*Set exercise:*
Repeat every entry word for word, but leave the images out of your copy.

Stored data
►
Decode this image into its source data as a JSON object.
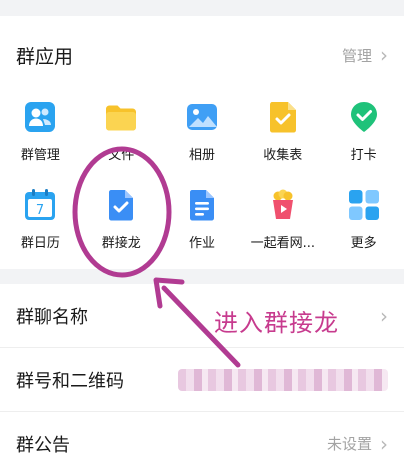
{
  "group_apps": {
    "title": "群应用",
    "manage_label": "管理",
    "items": [
      {
        "label": "群管理",
        "icon": "group-manage-icon"
      },
      {
        "label": "文件",
        "icon": "folder-icon"
      },
      {
        "label": "相册",
        "icon": "album-icon"
      },
      {
        "label": "收集表",
        "icon": "collect-form-icon"
      },
      {
        "label": "打卡",
        "icon": "checkin-icon"
      },
      {
        "label": "群日历",
        "icon": "calendar-icon"
      },
      {
        "label": "群接龙",
        "icon": "solitaire-icon"
      },
      {
        "label": "作业",
        "icon": "homework-icon"
      },
      {
        "label": "一起看网...",
        "icon": "watch-together-icon"
      },
      {
        "label": "更多",
        "icon": "more-apps-icon"
      }
    ]
  },
  "rows": {
    "group_name": {
      "title": "群聊名称"
    },
    "group_id_qr": {
      "title": "群号和二维码"
    },
    "announcement": {
      "title": "群公告",
      "value": "未设置"
    }
  },
  "annotation": {
    "text": "进入群接龙",
    "color": "#c73b8e"
  },
  "colors": {
    "accent_blue": "#2f8cf6",
    "yellow": "#f7c22b",
    "green": "#1fc27a",
    "pink_red": "#f0506e"
  },
  "calendar_day": "7"
}
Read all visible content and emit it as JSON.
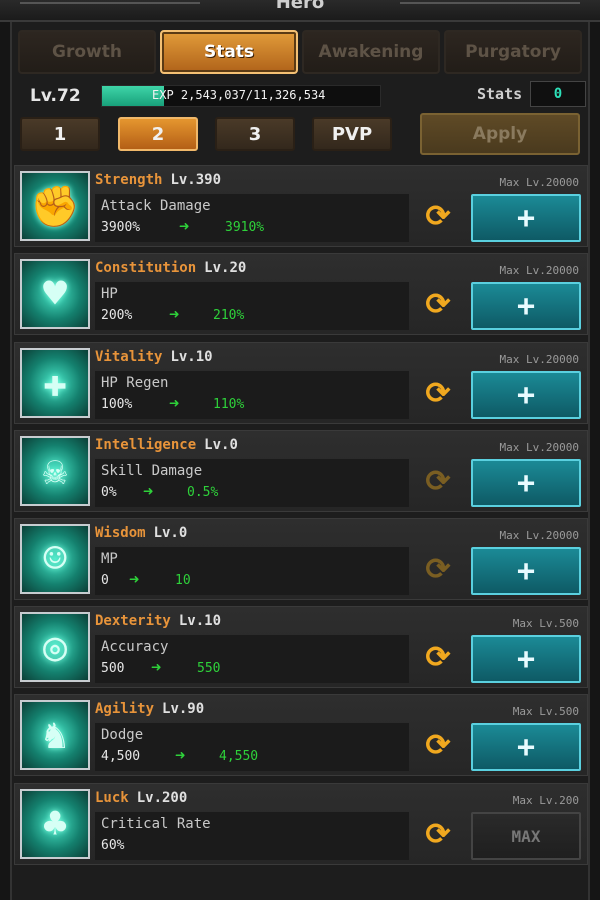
{
  "header": {
    "title": "Hero"
  },
  "tabs": [
    {
      "label": "Growth",
      "state": "dim"
    },
    {
      "label": "Stats",
      "state": "active"
    },
    {
      "label": "Awakening",
      "state": "dim"
    },
    {
      "label": "Purgatory",
      "state": "dim"
    }
  ],
  "level": {
    "label": "Lv.72"
  },
  "exp": {
    "text": "EXP 2,543,037/11,326,534",
    "current": 2543037,
    "max": 11326534
  },
  "stats_points": {
    "label": "Stats",
    "value": "0"
  },
  "presets": [
    {
      "label": "1",
      "active": false
    },
    {
      "label": "2",
      "active": true
    },
    {
      "label": "3",
      "active": false
    },
    {
      "label": "PVP",
      "active": false
    }
  ],
  "apply_label": "Apply",
  "rows": [
    {
      "name": "Strength",
      "level": "Lv.390",
      "max": "Max Lv.20000",
      "stat": "Attack Damage",
      "current": "3900%",
      "next": "3910%",
      "icon": "fist-icon",
      "reset_enabled": true,
      "button": "+"
    },
    {
      "name": "Constitution",
      "level": "Lv.20",
      "max": "Max Lv.20000",
      "stat": "HP",
      "current": "200%",
      "next": "210%",
      "icon": "body-icon",
      "reset_enabled": true,
      "button": "+"
    },
    {
      "name": "Vitality",
      "level": "Lv.10",
      "max": "Max Lv.20000",
      "stat": "HP Regen",
      "current": "100%",
      "next": "110%",
      "icon": "heal-cross-icon",
      "reset_enabled": true,
      "button": "+"
    },
    {
      "name": "Intelligence",
      "level": "Lv.0",
      "max": "Max Lv.20000",
      "stat": "Skill Damage",
      "current": "0%",
      "next": "0.5%",
      "icon": "demon-mask-icon",
      "reset_enabled": false,
      "button": "+"
    },
    {
      "name": "Wisdom",
      "level": "Lv.0",
      "max": "Max Lv.20000",
      "stat": "MP",
      "current": "0",
      "next": "10",
      "icon": "head-icon",
      "reset_enabled": false,
      "button": "+"
    },
    {
      "name": "Dexterity",
      "level": "Lv.10",
      "max": "Max Lv.500",
      "stat": "Accuracy",
      "current": "500",
      "next": "550",
      "icon": "target-icon",
      "reset_enabled": true,
      "button": "+"
    },
    {
      "name": "Agility",
      "level": "Lv.90",
      "max": "Max Lv.500",
      "stat": "Dodge",
      "current": "4,500",
      "next": "4,550",
      "icon": "speed-figure-icon",
      "reset_enabled": true,
      "button": "+"
    },
    {
      "name": "Luck",
      "level": "Lv.200",
      "max": "Max Lv.200",
      "stat": "Critical Rate",
      "current": "60%",
      "next": "",
      "icon": "clover-icon",
      "reset_enabled": true,
      "button": "MAX"
    }
  ]
}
◄
*Full solution:*
Decode this image into its source data as a JSON object.
{
  "group_apps": {
    "title": "群应用",
    "manage_label": "管理",
    "items": [
      {
        "label": "群管理",
        "icon": "group-manage-icon"
      },
      {
        "label": "文件",
        "icon": "folder-icon"
      },
      {
        "label": "相册",
        "icon": "album-icon"
      },
      {
        "label": "收集表",
        "icon": "collect-form-icon"
      },
      {
        "label": "打卡",
        "icon": "checkin-icon"
      },
      {
        "label": "群日历",
        "icon": "calendar-icon"
      },
      {
        "label": "群接龙",
        "icon": "solitaire-icon"
      },
      {
        "label": "作业",
        "icon": "homework-icon"
      },
      {
        "label": "一起看网...",
        "icon": "watch-together-icon"
      },
      {
        "label": "更多",
        "icon": "more-apps-icon"
      }
    ]
  },
  "rows": {
    "group_name": {
      "title": "群聊名称"
    },
    "group_id_qr": {
      "title": "群号和二维码"
    },
    "announcement": {
      "title": "群公告",
      "value": "未设置"
    }
  },
  "annotation": {
    "text": "进入群接龙",
    "color": "#c73b8e"
  },
  "colors": {
    "accent_blue": "#2f8cf6",
    "yellow": "#f7c22b",
    "green": "#1fc27a",
    "pink_red": "#f0506e"
  },
  "calendar_day": "7"
}
Read all visible content and emit it as JSON.
{
  "header": {
    "title": "Hero"
  },
  "tabs": [
    {
      "label": "Growth",
      "state": "dim"
    },
    {
      "label": "Stats",
      "state": "active"
    },
    {
      "label": "Awakening",
      "state": "dim"
    },
    {
      "label": "Purgatory",
      "state": "dim"
    }
  ],
  "level": {
    "label": "Lv.72"
  },
  "exp": {
    "text": "EXP 2,543,037/11,326,534",
    "current": 2543037,
    "max": 11326534
  },
  "stats_points": {
    "label": "Stats",
    "value": "0"
  },
  "presets": [
    {
      "label": "1",
      "active": false
    },
    {
      "label": "2",
      "active": true
    },
    {
      "label": "3",
      "active": false
    },
    {
      "label": "PVP",
      "active": false
    }
  ],
  "apply_label": "Apply",
  "rows": [
    {
      "name": "Strength",
      "level": "Lv.390",
      "max": "Max Lv.20000",
      "stat": "Attack Damage",
      "current": "3900%",
      "next": "3910%",
      "icon": "fist-icon",
      "reset_enabled": true,
      "button": "+"
    },
    {
      "name": "Constitution",
      "level": "Lv.20",
      "max": "Max Lv.20000",
      "stat": "HP",
      "current": "200%",
      "next": "210%",
      "icon": "body-icon",
      "reset_enabled": true,
      "button": "+"
    },
    {
      "name": "Vitality",
      "level": "Lv.10",
      "max": "Max Lv.20000",
      "stat": "HP Regen",
      "current": "100%",
      "next": "110%",
      "icon": "heal-cross-icon",
      "reset_enabled": true,
      "button": "+"
    },
    {
      "name": "Intelligence",
      "level": "Lv.0",
      "max": "Max Lv.20000",
      "stat": "Skill Damage",
      "current": "0%",
      "next": "0.5%",
      "icon": "demon-mask-icon",
      "reset_enabled": false,
      "button": "+"
    },
    {
      "name": "Wisdom",
      "level": "Lv.0",
      "max": "Max Lv.20000",
      "stat": "MP",
      "current": "0",
      "next": "10",
      "icon": "head-icon",
      "reset_enabled": false,
      "button": "+"
    },
    {
      "name": "Dexterity",
      "level": "Lv.10",
      "max": "Max Lv.500",
      "stat": "Accuracy",
      "current": "500",
      "next": "550",
      "icon": "target-icon",
      "reset_enabled": true,
      "button": "+"
    },
    {
      "name": "Agility",
      "level": "Lv.90",
      "max": "Max Lv.500",
      "stat": "Dodge",
      "current": "4,500",
      "next": "4,550",
      "icon": "speed-figure-icon",
      "reset_enabled": true,
      "button": "+"
    },
    {
      "name": "Luck",
      "level": "Lv.200",
      "max": "Max Lv.200",
      "stat": "Critical Rate",
      "current": "60%",
      "next": "",
      "icon": "clover-icon",
      "reset_enabled": true,
      "button": "MAX"
    }
  ]
}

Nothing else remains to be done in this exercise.